* _WHAT IS REQUIRED_:
Show all lines that include the string "hourly"; copy each one.

* _GIVEN INFORMATION_:
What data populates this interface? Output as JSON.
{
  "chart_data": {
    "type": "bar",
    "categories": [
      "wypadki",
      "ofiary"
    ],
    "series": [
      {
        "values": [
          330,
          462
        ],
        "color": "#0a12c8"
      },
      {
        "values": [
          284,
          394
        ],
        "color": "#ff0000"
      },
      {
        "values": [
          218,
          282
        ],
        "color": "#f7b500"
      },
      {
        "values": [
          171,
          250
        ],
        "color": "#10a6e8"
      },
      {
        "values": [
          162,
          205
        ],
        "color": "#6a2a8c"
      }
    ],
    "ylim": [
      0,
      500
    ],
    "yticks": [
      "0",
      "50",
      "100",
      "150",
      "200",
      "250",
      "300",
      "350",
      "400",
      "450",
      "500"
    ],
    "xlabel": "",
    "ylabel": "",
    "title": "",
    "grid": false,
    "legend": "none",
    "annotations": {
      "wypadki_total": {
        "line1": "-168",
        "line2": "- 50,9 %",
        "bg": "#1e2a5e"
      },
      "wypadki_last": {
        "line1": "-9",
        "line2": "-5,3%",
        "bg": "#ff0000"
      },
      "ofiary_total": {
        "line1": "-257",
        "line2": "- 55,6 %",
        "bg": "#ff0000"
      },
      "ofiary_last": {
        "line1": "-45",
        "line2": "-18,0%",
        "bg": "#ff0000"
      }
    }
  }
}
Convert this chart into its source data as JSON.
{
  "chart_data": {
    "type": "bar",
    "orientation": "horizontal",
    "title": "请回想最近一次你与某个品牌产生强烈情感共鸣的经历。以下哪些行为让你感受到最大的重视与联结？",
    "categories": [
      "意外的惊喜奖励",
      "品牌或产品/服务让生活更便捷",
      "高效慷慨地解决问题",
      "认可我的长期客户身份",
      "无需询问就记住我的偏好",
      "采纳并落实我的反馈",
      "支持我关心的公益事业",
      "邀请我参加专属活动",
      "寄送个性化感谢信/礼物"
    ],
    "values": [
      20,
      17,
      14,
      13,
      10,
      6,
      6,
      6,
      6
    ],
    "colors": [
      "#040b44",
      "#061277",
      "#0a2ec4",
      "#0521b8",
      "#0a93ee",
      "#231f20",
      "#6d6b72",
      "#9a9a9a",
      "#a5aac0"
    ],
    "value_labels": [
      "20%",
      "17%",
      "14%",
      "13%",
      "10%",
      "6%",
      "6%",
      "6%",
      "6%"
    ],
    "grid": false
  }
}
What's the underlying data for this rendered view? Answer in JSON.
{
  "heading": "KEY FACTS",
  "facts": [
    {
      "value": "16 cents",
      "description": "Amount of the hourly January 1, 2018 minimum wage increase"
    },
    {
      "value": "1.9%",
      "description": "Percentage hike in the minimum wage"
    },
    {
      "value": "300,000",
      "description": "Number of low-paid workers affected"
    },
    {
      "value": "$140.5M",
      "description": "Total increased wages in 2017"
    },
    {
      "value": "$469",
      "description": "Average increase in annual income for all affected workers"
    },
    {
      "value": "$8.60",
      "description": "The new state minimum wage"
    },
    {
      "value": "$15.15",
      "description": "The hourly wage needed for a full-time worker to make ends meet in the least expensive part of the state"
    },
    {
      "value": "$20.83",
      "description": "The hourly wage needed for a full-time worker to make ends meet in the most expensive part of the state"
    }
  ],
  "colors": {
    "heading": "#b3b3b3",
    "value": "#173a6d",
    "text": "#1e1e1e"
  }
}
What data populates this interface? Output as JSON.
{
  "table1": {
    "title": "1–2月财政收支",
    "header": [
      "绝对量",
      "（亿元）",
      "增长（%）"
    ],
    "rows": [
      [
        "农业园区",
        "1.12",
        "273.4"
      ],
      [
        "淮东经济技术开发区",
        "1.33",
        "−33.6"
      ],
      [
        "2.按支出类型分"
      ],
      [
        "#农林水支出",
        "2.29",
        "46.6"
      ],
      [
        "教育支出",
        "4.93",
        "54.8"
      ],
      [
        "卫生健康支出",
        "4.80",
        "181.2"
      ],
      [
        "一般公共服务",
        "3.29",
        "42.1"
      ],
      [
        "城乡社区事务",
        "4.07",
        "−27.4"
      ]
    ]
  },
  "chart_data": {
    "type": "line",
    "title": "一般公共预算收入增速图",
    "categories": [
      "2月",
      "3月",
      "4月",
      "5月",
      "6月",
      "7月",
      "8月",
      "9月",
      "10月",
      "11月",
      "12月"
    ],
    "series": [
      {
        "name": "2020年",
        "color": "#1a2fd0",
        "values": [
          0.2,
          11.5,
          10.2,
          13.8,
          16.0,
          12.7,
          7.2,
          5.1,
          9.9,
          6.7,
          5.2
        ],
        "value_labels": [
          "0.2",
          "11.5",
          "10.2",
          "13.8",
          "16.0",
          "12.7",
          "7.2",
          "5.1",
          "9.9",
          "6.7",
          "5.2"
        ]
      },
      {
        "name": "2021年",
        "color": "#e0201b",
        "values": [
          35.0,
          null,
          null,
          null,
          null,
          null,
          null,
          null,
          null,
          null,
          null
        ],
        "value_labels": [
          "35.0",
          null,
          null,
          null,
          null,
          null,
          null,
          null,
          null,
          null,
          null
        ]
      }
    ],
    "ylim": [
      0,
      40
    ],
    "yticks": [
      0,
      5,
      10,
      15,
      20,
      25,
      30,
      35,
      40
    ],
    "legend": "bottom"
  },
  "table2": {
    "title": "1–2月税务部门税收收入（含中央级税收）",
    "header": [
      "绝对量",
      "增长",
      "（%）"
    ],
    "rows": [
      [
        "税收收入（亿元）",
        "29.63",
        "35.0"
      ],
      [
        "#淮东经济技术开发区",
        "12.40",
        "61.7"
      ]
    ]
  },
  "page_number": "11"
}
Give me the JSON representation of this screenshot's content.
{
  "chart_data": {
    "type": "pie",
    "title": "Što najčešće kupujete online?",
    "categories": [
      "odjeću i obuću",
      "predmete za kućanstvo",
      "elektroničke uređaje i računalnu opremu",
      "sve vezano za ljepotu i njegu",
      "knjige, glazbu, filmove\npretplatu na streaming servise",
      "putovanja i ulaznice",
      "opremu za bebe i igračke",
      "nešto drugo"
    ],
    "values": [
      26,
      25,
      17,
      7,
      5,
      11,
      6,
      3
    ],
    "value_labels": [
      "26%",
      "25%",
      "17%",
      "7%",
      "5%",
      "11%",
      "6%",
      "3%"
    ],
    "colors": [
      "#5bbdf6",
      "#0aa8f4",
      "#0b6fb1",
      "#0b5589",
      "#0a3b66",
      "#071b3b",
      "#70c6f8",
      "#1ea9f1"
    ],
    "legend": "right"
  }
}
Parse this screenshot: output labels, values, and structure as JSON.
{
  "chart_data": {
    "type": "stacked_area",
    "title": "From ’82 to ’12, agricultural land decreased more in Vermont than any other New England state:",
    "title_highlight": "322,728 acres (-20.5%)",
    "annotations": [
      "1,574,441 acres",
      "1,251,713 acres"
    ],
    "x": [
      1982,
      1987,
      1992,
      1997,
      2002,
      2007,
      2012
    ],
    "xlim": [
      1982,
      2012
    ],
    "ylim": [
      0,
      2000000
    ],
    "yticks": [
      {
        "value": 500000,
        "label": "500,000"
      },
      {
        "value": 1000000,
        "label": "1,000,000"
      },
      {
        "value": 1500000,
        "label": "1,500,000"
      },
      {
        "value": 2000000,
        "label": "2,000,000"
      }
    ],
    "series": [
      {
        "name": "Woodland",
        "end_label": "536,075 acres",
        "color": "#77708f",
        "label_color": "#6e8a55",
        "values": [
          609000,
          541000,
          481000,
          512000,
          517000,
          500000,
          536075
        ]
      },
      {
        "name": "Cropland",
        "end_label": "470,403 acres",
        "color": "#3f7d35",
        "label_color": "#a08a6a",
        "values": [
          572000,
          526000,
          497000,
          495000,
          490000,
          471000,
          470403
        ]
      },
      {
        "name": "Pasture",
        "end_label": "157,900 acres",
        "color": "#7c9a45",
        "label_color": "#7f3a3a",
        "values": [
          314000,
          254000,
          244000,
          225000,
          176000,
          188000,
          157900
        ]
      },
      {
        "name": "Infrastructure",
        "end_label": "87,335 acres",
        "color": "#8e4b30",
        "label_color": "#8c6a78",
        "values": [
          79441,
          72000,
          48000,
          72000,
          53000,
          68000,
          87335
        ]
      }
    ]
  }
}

* _RESULT FOR THIS TASK_:
      "description": "Amount of the hourly January 1, 2018 minimum wage increase"
      "description": "The hourly wage needed for a full-time worker to make ends meet in the least expensive part of the state"
      "description": "The hourly wage needed for a full-time worker to make ends meet in the most expensive part of the state"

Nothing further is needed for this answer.